Dataset items
◆ ◆ ◆ ◆ ◆ ◆ ◆

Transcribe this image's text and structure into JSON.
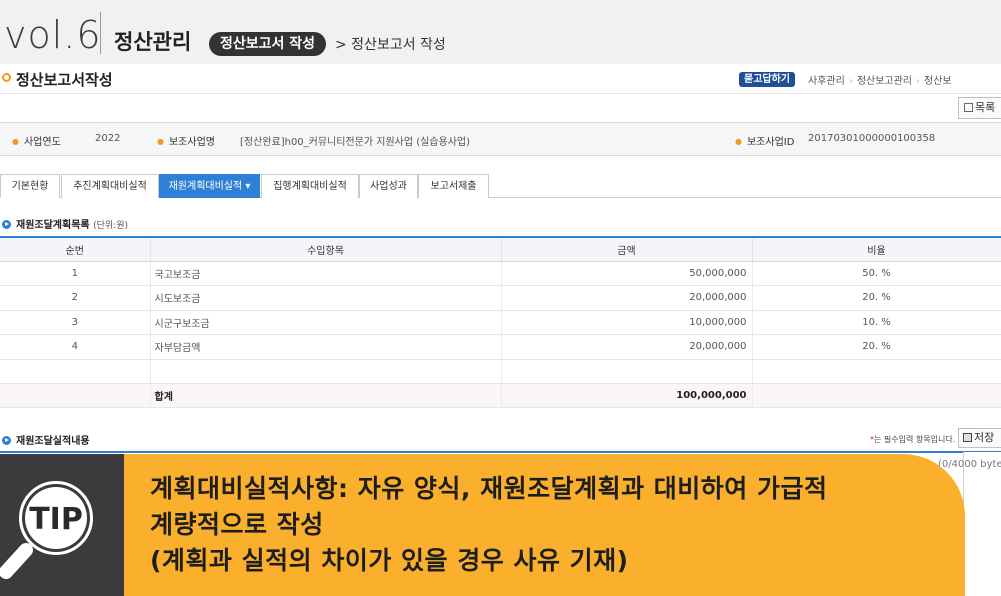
{
  "banner": {
    "vol": "vol.6",
    "title": "정산관리",
    "pill": "정산보고서 작성",
    "crumb": "> 정산보고서 작성"
  },
  "page": {
    "title": "정산보고서작성",
    "qa_button": "묻고답하기",
    "breadcrumb": [
      "사후관리",
      "정산보고관리",
      "정산보"
    ],
    "list_button": "목록"
  },
  "info": {
    "year_label": "사업연도",
    "year_value": "2022",
    "project_label": "보조사업명",
    "project_value": "[정산완료]h00_커뮤니티전문가 지원사업 (실습용사업)",
    "id_label": "보조사업ID",
    "id_value": "20170301000000100358"
  },
  "tabs": [
    {
      "label": "기본현황"
    },
    {
      "label": "추진계획대비실적"
    },
    {
      "label": "재원계획대비실적 ▾"
    },
    {
      "label": "집행계획대비실적"
    },
    {
      "label": "사업성과"
    },
    {
      "label": "보고서제출"
    }
  ],
  "section1": {
    "title": "재원조달계획목록",
    "unit": "(단위:원)"
  },
  "table": {
    "headers": [
      "순번",
      "수입항목",
      "금액",
      "비율"
    ],
    "rows": [
      {
        "no": "1",
        "item": "국고보조금",
        "amount": "50,000,000",
        "ratio": "50. %"
      },
      {
        "no": "2",
        "item": "시도보조금",
        "amount": "20,000,000",
        "ratio": "20. %"
      },
      {
        "no": "3",
        "item": "시군구보조금",
        "amount": "10,000,000",
        "ratio": "10. %"
      },
      {
        "no": "4",
        "item": "자부담금액",
        "amount": "20,000,000",
        "ratio": "20. %"
      }
    ],
    "total_label": "합계",
    "total_amount": "100,000,000"
  },
  "section2": {
    "title": "재원조달실적내용",
    "required_note": "는 필수입력 항목입니다.",
    "required_star": "*",
    "save_button": "저장",
    "byte_counter": "(0/4000 byte)"
  },
  "tip": {
    "badge": "TIP",
    "line1": "계획대비실적사항: 자유 양식, 재원조달계획과 대비하여 가급적",
    "line2": "계량적으로 작성",
    "line3": "(계획과 실적의 차이가 있을 경우 사유 기재)"
  },
  "colors": {
    "accent": "#2e80d4",
    "tip_yellow": "#fbb02d",
    "tip_dark": "#3b3b3b",
    "orange": "#f29b1b"
  }
}
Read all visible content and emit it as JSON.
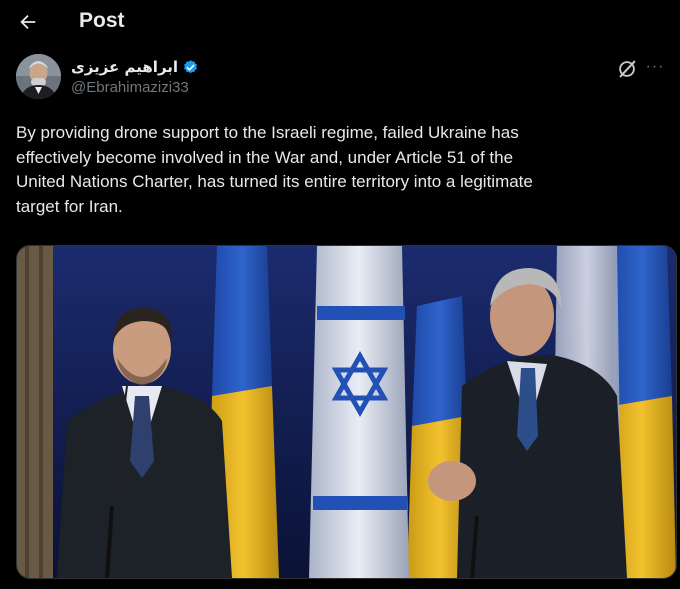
{
  "header": {
    "title": "Post",
    "back_icon": "arrow-left-icon"
  },
  "author": {
    "display_name": "ابراهیم عزیزی",
    "handle": "@Ebrahimazizi33",
    "verified_color": "#1d9bf0"
  },
  "actions": {
    "grok_icon": "grok-icon",
    "more_icon": "more-horizontal-icon",
    "more_label": "···"
  },
  "post": {
    "text": "By providing drone support to the Israeli regime, failed Ukraine has\neffectively become involved in the War and, under Article 51 of the\nUnited Nations Charter, has turned its entire territory into a legitimate\ntarget for Iran."
  },
  "media": {
    "type": "photo"
  },
  "colors": {
    "background": "#000000",
    "text": "#e7e9ea",
    "muted": "#71767b",
    "accent": "#1d9bf0"
  }
}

◆ ◆ ◆ ◆ ◆ ◆ ◆

(To do): The material above must be printed exactly, with its pictures left out.

(Response to this exercise):
Transcribe this image's text and structure into JSON.
{
  "banner": {
    "vol": "vol.6",
    "title": "정산관리",
    "pill": "정산보고서 작성",
    "crumb": "> 정산보고서 작성"
  },
  "page": {
    "title": "정산보고서작성",
    "qa_button": "묻고답하기",
    "breadcrumb": [
      "사후관리",
      "정산보고관리",
      "정산보"
    ],
    "list_button": "목록"
  },
  "info": {
    "year_label": "사업연도",
    "year_value": "2022",
    "project_label": "보조사업명",
    "project_value": "[정산완료]h00_커뮤니티전문가 지원사업 (실습용사업)",
    "id_label": "보조사업ID",
    "id_value": "20170301000000100358"
  },
  "tabs": [
    {
      "label": "기본현황"
    },
    {
      "label": "추진계획대비실적"
    },
    {
      "label": "재원계획대비실적 ▾"
    },
    {
      "label": "집행계획대비실적"
    },
    {
      "label": "사업성과"
    },
    {
      "label": "보고서제출"
    }
  ],
  "section1": {
    "title": "재원조달계획목록",
    "unit": "(단위:원)"
  },
  "table": {
    "headers": [
      "순번",
      "수입항목",
      "금액",
      "비율"
    ],
    "rows": [
      {
        "no": "1",
        "item": "국고보조금",
        "amount": "50,000,000",
        "ratio": "50. %"
      },
      {
        "no": "2",
        "item": "시도보조금",
        "amount": "20,000,000",
        "ratio": "20. %"
      },
      {
        "no": "3",
        "item": "시군구보조금",
        "amount": "10,000,000",
        "ratio": "10. %"
      },
      {
        "no": "4",
        "item": "자부담금액",
        "amount": "20,000,000",
        "ratio": "20. %"
      }
    ],
    "total_label": "합계",
    "total_amount": "100,000,000"
  },
  "section2": {
    "title": "재원조달실적내용",
    "required_note": "는 필수입력 항목입니다.",
    "required_star": "*",
    "save_button": "저장",
    "byte_counter": "(0/4000 byte)"
  },
  "tip": {
    "badge": "TIP",
    "line1": "계획대비실적사항: 자유 양식, 재원조달계획과 대비하여 가급적",
    "line2": "계량적으로 작성",
    "line3": "(계획과 실적의 차이가 있을 경우 사유 기재)"
  },
  "colors": {
    "accent": "#2e80d4",
    "tip_yellow": "#fbb02d",
    "tip_dark": "#3b3b3b",
    "orange": "#f29b1b"
  }
}
Read all visible content and emit it as JSON.
{
  "header": {
    "title": "Post",
    "back_icon": "arrow-left-icon"
  },
  "author": {
    "display_name": "ابراهیم عزیزی",
    "handle": "@Ebrahimazizi33",
    "verified_color": "#1d9bf0"
  },
  "actions": {
    "grok_icon": "grok-icon",
    "more_icon": "more-horizontal-icon",
    "more_label": "···"
  },
  "post": {
    "text": "By providing drone support to the Israeli regime, failed Ukraine has\neffectively become involved in the War and, under Article 51 of the\nUnited Nations Charter, has turned its entire territory into a legitimate\ntarget for Iran."
  },
  "media": {
    "type": "photo"
  },
  "colors": {
    "background": "#000000",
    "text": "#e7e9ea",
    "muted": "#71767b",
    "accent": "#1d9bf0"
  }
}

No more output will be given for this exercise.